### The task
Write out the whole listing exactly as it stands.

__________

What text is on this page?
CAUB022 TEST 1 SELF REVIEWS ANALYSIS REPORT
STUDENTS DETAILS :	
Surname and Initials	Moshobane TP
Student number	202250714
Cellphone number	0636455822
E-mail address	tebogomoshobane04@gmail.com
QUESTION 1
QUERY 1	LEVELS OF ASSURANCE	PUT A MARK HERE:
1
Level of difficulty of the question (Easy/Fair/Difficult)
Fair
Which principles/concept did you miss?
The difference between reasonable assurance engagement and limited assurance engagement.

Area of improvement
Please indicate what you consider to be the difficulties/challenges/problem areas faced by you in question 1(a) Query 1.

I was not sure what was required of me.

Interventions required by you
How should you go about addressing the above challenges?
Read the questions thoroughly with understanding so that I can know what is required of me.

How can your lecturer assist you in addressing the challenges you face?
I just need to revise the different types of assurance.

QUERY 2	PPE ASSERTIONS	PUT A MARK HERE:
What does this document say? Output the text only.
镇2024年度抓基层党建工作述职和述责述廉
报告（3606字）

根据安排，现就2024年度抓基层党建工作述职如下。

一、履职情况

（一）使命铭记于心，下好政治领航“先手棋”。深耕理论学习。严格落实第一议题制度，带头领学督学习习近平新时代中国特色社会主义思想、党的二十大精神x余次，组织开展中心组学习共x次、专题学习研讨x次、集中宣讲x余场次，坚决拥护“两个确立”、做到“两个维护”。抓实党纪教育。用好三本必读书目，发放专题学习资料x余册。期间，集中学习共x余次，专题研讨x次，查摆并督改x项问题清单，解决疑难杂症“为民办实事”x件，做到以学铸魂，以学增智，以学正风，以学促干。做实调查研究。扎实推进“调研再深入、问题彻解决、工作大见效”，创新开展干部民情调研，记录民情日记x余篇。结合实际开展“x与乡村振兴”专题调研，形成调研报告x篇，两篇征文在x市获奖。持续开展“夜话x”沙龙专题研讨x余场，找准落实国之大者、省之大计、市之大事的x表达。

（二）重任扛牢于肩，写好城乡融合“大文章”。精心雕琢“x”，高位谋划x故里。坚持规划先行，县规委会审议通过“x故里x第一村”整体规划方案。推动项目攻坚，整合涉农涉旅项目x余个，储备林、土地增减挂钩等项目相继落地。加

__________

### Full solution
What text is on this page?
CAUB022 TEST 1 SELF REVIEWS ANALYSIS REPORT
STUDENTS DETAILS :	
Surname and Initials	Moshobane TP
Student number	202250714
Cellphone number	0636455822
E-mail address	tebogomoshobane04@gmail.com
QUESTION 1
QUERY 1	LEVELS OF ASSURANCE	PUT A MARK HERE:
1
Level of difficulty of the question (Easy/Fair/Difficult)
Fair
Which principles/concept did you miss?
The difference between reasonable assurance engagement and limited assurance engagement.

Area of improvement
Please indicate what you consider to be the difficulties/challenges/problem areas faced by you in question 1(a) Query 1.

I was not sure what was required of me.

Interventions required by you
How should you go about addressing the above challenges?
Read the questions thoroughly with understanding so that I can know what is required of me.

How can your lecturer assist you in addressing the challenges you face?
I just need to revise the different types of assurance.

QUERY 2	PPE ASSERTIONS	PUT A MARK HERE:
What does this document say? Output the text only.
镇2024年度抓基层党建工作述职和述责述廉
报告（3606字）

根据安排，现就2024年度抓基层党建工作述职如下。

一、履职情况

（一）使命铭记于心，下好政治领航“先手棋”。深耕理论学习。严格落实第一议题制度，带头领学督学习习近平新时代中国特色社会主义思想、党的二十大精神x余次，组织开展中心组学习共x次、专题学习研讨x次、集中宣讲x余场次，坚决拥护“两个确立”、做到“两个维护”。抓实党纪教育。用好三本必读书目，发放专题学习资料x余册。期间，集中学习共x余次，专题研讨x次，查摆并督改x项问题清单，解决疑难杂症“为民办实事”x件，做到以学铸魂，以学增智，以学正风，以学促干。做实调查研究。扎实推进“调研再深入、问题彻解决、工作大见效”，创新开展干部民情调研，记录民情日记x余篇。结合实际开展“x与乡村振兴”专题调研，形成调研报告x篇，两篇征文在x市获奖。持续开展“夜话x”沙龙专题研讨x余场，找准落实国之大者、省之大计、市之大事的x表达。

（二）重任扛牢于肩，写好城乡融合“大文章”。精心雕琢“x”，高位谋划x故里。坚持规划先行，县规委会审议通过“x故里x第一村”整体规划方案。推动项目攻坚，整合涉农涉旅项目x余个，储备林、土地增减挂钩等项目相继落地。加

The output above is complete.